◆ Task requirements
From the records below, give the number of lines that contain the string "Anzahl", without any other text.

── Entries ──

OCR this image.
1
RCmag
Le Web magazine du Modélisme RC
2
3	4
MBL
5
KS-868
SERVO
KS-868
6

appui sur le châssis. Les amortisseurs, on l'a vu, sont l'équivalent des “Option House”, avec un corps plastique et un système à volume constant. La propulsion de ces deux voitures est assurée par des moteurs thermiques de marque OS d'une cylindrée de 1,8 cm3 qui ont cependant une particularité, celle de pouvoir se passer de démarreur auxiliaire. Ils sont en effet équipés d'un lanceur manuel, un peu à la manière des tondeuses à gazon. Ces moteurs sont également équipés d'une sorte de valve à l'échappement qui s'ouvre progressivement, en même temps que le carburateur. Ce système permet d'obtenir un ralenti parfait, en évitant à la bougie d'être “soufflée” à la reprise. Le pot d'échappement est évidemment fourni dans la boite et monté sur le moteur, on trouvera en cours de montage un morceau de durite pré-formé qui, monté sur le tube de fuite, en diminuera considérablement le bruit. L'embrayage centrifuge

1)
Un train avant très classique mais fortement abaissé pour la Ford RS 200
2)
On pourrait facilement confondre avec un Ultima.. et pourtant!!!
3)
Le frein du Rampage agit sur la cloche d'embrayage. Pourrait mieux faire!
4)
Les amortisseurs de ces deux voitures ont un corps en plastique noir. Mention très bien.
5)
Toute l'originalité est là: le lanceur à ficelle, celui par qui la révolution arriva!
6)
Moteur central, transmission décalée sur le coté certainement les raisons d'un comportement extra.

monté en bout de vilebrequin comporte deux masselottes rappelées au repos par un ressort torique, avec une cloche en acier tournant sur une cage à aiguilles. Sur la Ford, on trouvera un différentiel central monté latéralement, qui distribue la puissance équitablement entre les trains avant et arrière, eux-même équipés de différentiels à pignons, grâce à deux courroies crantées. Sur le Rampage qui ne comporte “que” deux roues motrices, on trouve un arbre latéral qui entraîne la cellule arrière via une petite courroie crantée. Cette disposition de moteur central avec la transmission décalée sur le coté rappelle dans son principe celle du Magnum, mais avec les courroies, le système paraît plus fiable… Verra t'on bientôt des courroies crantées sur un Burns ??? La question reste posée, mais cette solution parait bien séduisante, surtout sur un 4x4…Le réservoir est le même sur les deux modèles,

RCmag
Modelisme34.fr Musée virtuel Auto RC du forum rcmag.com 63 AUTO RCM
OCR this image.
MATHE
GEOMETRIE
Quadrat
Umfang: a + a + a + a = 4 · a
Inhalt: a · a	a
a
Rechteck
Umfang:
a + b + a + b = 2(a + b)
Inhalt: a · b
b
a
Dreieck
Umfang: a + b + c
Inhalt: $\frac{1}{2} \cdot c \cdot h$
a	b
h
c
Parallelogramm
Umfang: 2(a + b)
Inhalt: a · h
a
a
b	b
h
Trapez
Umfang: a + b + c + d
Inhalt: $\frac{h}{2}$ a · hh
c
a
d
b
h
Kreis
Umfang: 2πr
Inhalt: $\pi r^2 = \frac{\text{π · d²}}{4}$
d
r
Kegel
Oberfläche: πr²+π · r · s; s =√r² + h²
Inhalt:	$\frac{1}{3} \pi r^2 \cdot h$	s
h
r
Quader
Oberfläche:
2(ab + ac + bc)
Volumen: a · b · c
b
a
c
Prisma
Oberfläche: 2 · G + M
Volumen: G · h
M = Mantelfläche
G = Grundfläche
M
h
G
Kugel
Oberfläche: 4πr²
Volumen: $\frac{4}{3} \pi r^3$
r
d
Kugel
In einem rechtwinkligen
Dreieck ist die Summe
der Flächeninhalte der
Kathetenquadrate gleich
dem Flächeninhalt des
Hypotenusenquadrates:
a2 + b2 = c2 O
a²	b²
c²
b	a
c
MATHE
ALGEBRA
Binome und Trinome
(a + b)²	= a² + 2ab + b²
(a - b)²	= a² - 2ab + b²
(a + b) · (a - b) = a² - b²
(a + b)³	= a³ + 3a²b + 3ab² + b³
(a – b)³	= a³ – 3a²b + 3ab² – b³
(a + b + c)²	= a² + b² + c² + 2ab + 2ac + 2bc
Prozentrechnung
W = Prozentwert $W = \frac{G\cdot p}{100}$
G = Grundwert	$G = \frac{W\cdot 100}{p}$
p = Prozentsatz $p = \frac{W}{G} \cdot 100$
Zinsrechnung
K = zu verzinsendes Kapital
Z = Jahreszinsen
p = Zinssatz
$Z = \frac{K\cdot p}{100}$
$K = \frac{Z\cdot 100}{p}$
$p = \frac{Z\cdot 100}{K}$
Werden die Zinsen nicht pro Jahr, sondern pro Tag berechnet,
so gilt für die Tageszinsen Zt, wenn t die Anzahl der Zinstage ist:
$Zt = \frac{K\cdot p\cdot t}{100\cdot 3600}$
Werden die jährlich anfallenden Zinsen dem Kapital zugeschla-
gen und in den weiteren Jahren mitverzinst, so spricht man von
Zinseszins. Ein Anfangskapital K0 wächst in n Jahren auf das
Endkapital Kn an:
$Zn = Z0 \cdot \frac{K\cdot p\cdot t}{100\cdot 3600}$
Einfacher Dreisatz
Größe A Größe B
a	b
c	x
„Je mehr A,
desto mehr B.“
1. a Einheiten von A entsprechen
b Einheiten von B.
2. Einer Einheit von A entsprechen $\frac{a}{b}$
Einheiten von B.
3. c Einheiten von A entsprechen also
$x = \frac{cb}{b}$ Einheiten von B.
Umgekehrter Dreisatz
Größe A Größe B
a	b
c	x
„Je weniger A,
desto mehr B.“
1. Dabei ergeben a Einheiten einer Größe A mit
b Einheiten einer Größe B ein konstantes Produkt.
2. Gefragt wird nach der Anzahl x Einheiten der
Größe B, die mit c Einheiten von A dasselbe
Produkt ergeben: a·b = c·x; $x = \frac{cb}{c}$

───

◆ Written answer
2